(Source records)
begin
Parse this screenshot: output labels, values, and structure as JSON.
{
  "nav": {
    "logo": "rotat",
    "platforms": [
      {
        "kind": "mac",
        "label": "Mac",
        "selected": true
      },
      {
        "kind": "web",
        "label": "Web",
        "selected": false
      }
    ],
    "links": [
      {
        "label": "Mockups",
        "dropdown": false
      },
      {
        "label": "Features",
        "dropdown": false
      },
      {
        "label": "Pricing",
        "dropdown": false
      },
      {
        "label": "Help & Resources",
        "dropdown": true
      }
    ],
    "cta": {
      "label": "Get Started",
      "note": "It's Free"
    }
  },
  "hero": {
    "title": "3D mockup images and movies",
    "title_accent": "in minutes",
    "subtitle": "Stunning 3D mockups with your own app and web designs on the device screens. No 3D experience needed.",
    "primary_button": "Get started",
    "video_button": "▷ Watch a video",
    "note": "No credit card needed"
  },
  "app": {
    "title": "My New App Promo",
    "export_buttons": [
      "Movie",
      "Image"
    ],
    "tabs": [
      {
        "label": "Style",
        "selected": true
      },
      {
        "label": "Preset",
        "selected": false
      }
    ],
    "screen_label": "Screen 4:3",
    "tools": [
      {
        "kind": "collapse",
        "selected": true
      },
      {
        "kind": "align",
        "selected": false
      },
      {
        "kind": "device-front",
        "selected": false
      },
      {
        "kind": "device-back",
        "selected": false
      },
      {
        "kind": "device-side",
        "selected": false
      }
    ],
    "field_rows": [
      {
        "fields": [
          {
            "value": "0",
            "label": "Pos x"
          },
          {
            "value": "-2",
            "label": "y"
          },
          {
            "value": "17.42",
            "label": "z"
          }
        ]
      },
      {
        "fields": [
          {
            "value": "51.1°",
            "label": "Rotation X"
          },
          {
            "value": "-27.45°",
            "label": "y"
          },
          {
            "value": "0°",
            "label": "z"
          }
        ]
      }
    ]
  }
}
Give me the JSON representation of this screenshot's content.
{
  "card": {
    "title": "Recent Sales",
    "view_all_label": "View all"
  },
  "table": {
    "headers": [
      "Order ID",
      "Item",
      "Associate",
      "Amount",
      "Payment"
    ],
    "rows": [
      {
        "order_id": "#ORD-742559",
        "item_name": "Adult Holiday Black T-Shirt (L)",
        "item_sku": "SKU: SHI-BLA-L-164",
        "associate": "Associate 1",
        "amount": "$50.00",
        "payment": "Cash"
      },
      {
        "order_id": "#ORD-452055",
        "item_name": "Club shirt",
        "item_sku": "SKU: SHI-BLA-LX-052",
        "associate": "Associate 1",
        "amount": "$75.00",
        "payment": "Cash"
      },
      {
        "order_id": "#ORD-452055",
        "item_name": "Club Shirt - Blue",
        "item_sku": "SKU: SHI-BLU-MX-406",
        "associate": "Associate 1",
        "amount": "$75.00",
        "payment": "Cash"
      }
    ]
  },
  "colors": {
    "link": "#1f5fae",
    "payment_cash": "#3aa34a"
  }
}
end
Pull every line containing the word "kind" out of the material.

        "kind": "mac",
        "kind": "web",
        "kind": "collapse",
        "kind": "align",
        "kind": "device-front",
        "kind": "device-back",
        "kind": "device-side",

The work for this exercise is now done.